**Exercise description:** Search the material for the string "JSON", then report how many lines hold it, with no other text.

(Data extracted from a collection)
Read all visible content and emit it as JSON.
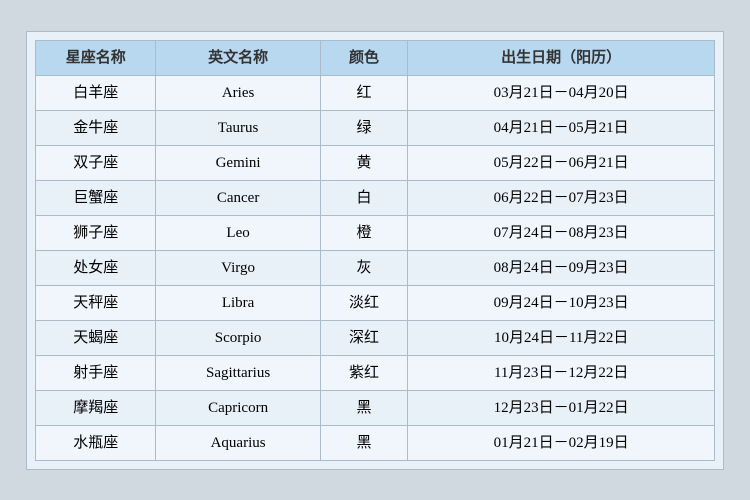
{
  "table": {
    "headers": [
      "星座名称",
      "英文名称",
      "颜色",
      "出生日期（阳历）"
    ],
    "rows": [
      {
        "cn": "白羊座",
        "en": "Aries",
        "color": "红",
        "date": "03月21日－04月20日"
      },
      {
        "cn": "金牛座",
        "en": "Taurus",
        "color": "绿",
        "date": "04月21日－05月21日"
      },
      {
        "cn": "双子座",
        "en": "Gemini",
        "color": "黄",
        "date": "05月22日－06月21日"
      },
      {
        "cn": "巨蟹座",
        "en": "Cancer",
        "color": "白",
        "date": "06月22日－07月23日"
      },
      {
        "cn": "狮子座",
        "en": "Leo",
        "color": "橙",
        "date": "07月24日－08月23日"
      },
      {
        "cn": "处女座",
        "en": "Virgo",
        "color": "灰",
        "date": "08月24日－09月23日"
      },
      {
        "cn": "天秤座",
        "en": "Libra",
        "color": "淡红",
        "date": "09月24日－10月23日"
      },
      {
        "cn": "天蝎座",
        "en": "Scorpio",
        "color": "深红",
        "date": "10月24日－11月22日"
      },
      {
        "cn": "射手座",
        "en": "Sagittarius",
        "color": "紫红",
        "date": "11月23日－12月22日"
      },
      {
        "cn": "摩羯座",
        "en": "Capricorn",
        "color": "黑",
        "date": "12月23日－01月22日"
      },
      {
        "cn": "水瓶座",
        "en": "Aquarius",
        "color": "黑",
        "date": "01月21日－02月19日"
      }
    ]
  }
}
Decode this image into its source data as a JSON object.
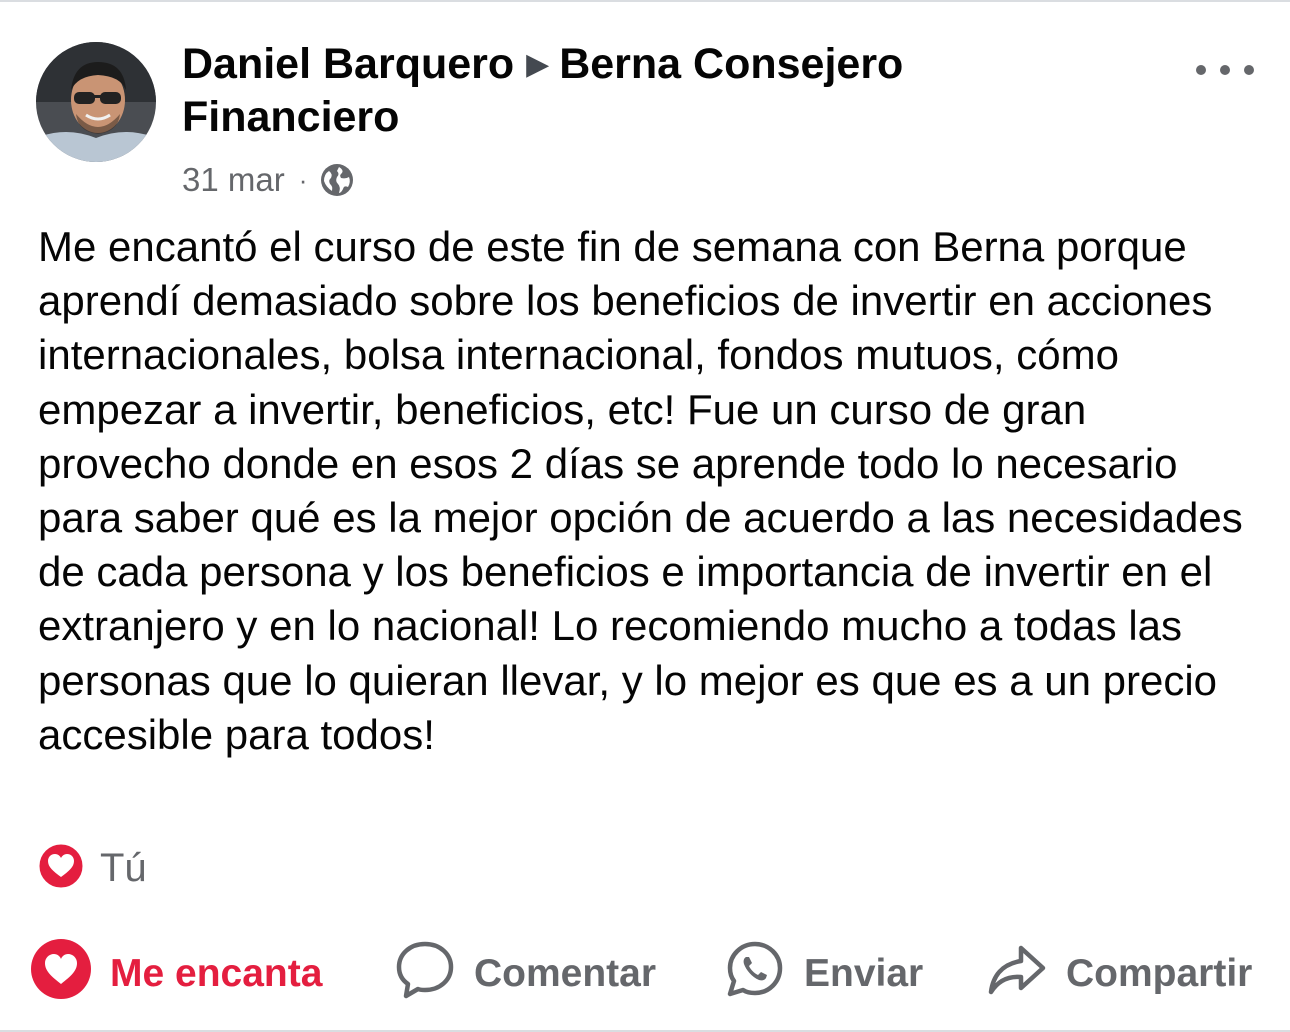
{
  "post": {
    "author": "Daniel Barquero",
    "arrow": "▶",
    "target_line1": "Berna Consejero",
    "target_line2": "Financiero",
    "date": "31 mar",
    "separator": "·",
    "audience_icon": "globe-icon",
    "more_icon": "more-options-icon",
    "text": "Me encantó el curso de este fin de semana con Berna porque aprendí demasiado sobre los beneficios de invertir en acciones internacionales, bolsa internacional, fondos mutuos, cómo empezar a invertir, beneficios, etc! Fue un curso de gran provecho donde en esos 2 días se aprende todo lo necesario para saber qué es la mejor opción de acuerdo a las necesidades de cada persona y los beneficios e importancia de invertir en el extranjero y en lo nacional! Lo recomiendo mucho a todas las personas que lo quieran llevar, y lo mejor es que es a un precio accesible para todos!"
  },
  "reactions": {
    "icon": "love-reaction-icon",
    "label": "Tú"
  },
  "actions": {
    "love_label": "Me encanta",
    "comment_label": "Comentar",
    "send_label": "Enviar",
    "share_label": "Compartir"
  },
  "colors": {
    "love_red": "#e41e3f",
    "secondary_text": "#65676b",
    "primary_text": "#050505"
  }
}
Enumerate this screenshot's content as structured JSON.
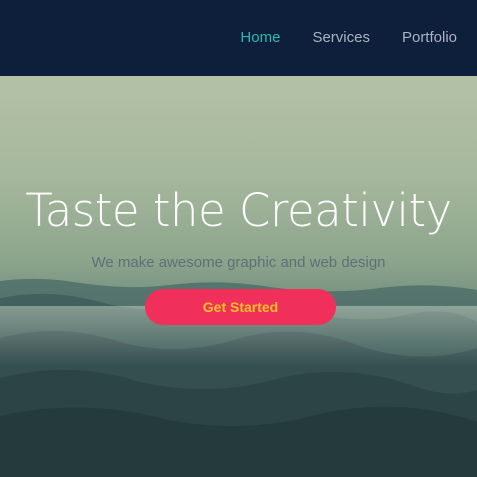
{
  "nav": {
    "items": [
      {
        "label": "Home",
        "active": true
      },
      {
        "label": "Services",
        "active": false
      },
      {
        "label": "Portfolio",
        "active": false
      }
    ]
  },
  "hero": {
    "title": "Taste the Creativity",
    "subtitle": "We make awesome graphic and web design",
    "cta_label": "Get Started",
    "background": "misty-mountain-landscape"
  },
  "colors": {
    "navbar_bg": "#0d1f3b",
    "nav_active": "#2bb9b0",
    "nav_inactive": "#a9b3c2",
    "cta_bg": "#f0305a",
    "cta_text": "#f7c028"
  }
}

**Task response:** 3